Start of Records shown
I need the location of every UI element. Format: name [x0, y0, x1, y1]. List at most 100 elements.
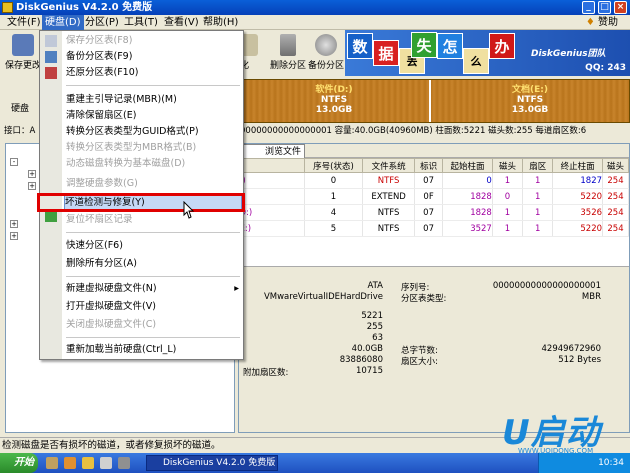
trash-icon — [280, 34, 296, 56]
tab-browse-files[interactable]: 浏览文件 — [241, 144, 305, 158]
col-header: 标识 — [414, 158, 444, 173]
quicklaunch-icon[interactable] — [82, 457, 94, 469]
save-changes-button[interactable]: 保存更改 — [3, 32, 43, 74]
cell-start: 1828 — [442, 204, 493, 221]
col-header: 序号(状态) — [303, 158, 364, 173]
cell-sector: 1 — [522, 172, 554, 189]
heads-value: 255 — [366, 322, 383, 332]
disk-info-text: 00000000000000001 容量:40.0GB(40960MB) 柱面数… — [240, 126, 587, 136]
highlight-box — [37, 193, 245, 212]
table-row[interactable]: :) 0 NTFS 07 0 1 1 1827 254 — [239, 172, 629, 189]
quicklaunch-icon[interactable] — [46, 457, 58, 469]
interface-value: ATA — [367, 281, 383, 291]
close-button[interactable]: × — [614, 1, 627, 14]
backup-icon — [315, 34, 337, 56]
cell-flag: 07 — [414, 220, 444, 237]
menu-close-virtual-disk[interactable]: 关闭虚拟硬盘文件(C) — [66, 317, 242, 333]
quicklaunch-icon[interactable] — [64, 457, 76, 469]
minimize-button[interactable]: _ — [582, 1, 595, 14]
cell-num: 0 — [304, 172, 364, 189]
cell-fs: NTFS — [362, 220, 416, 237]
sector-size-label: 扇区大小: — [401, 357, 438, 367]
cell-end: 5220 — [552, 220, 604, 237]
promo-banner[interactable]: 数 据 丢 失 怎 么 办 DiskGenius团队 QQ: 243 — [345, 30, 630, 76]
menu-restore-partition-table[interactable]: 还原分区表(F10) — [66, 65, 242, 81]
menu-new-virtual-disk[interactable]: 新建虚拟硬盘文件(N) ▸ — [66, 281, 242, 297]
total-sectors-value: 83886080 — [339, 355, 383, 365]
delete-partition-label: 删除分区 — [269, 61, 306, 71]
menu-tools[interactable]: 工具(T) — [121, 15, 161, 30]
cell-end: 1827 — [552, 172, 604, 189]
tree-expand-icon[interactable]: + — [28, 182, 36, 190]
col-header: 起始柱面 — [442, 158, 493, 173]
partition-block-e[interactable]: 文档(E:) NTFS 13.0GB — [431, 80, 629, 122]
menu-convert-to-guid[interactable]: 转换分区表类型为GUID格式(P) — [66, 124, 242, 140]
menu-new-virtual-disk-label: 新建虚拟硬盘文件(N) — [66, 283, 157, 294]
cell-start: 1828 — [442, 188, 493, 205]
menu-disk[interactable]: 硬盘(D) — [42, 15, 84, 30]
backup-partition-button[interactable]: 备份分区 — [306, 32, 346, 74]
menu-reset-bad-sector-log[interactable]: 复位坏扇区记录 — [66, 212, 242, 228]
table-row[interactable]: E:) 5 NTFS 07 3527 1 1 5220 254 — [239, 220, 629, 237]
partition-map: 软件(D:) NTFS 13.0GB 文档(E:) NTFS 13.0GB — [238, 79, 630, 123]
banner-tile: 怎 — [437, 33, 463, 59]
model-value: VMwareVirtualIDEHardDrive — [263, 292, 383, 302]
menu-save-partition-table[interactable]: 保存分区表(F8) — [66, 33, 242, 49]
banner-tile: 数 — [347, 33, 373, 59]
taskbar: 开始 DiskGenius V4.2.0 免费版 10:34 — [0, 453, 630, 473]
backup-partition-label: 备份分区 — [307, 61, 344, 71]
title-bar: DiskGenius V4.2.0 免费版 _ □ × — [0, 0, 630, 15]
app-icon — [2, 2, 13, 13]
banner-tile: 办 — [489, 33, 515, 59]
End of Records shown
The problem: Recast every line of the items above as a numbered list, leaving out blank lines and the pictures.

Task result:
1. I need the location of every UI element. Format: name [x0, y0, x1, y1]. List at most 100 elements.
2. trash-icon — [280, 34, 296, 56]
3. tab-browse-files[interactable]: 浏览文件 — [241, 144, 305, 158]
4. col-header: 标识 — [414, 158, 444, 173]
5. quicklaunch-icon[interactable] — [82, 457, 94, 469]
6. save-changes-button[interactable]: 保存更改 — [3, 32, 43, 74]
7. cell-start: 1828 — [442, 204, 493, 221]
8. col-header: 序号(状态) — [303, 158, 364, 173]
9. cell-sector: 1 — [522, 172, 554, 189]
10. heads-value: 255 — [366, 322, 383, 332]
11. disk-info-text: 00000000000000001 容量:40.0GB(40960MB) 柱面数… — [240, 126, 587, 136]
12. highlight-box — [37, 193, 245, 212]
13. table-row[interactable]: :) 0 NTFS 07 0 1 1 1827 254 — [239, 172, 629, 189]
14. quicklaunch-icon[interactable] — [46, 457, 58, 469]
15. interface-value: ATA — [367, 281, 383, 291]
16. close-button[interactable]: × — [614, 1, 627, 14]
17. backup-icon — [315, 34, 337, 56]
18. cell-flag: 07 — [414, 220, 444, 237]
19. menu-close-virtual-disk[interactable]: 关闭虚拟硬盘文件(C) — [66, 317, 242, 333]
20. quicklaunch-icon[interactable] — [64, 457, 76, 469]
21. minimize-button[interactable]: _ — [582, 1, 595, 14]
22. cell-num: 0 — [304, 172, 364, 189]
23. cell-fs: NTFS — [362, 220, 416, 237]
24. sector-size-label: 扇区大小: — [401, 357, 438, 367]
25. cell-end: 5220 — [552, 220, 604, 237]
26. promo-banner[interactable]: 数 据 丢 失 怎 么 办 DiskGenius团队 QQ: 243 — [345, 30, 630, 76]
27. menu-restore-partition-table[interactable]: 还原分区表(F10) — [66, 65, 242, 81]
28. menu-new-virtual-disk[interactable]: 新建虚拟硬盘文件(N) ▸ — [66, 281, 242, 297]
29. total-sectors-value: 83886080 — [339, 355, 383, 365]
30. delete-partition-label: 删除分区 — [269, 61, 306, 71]
31. menu-tools[interactable]: 工具(T) — [121, 15, 161, 30]
32. cell-end: 1827 — [552, 172, 604, 189]
33. tree-expand-icon[interactable]: + — [28, 182, 36, 190]
34. col-header: 起始柱面 — [442, 158, 493, 173]
35. partition-block-e[interactable]: 文档(E:) NTFS 13.0GB — [431, 80, 629, 122]
36. menu-convert-to-guid[interactable]: 转换分区表类型为GUID格式(P) — [66, 124, 242, 140]
37. menu-new-virtual-disk-label: 新建虚拟硬盘文件(N) — [66, 283, 157, 294]
38. cell-start: 1828 — [442, 188, 493, 205]
39. menu-disk[interactable]: 硬盘(D) — [42, 15, 84, 30]
40. backup-partition-button[interactable]: 备份分区 — [306, 32, 346, 74]
41. menu-reset-bad-sector-log[interactable]: 复位坏扇区记录 — [66, 212, 242, 228]
42. table-row[interactable]: E:) 5 NTFS 07 3527 1 1 5220 254 — [239, 220, 629, 237]
43. partition-map: 软件(D:) NTFS 13.0GB 文档(E:) NTFS 13.0GB — [238, 79, 630, 123]
44. banner-tile: 怎 — [437, 33, 463, 59]
45. model-value: VMwareVirtualIDEHardDrive — [263, 292, 383, 302]
46. menu-save-partition-table[interactable]: 保存分区表(F8) — [66, 33, 242, 49]
47. banner-tile: 数 — [347, 33, 373, 59]
48. taskbar: 开始 DiskGenius V4.2.0 免费版 10:34 — [0, 453, 630, 473]
49. backup-partition-label: 备份分区 — [307, 61, 344, 71]
50. title-bar: DiskGenius V4.2.0 免费版 _ □ × — [0, 0, 630, 15]
51. app-icon — [2, 2, 13, 13]
52. banner-tile: 办 — [489, 33, 515, 59]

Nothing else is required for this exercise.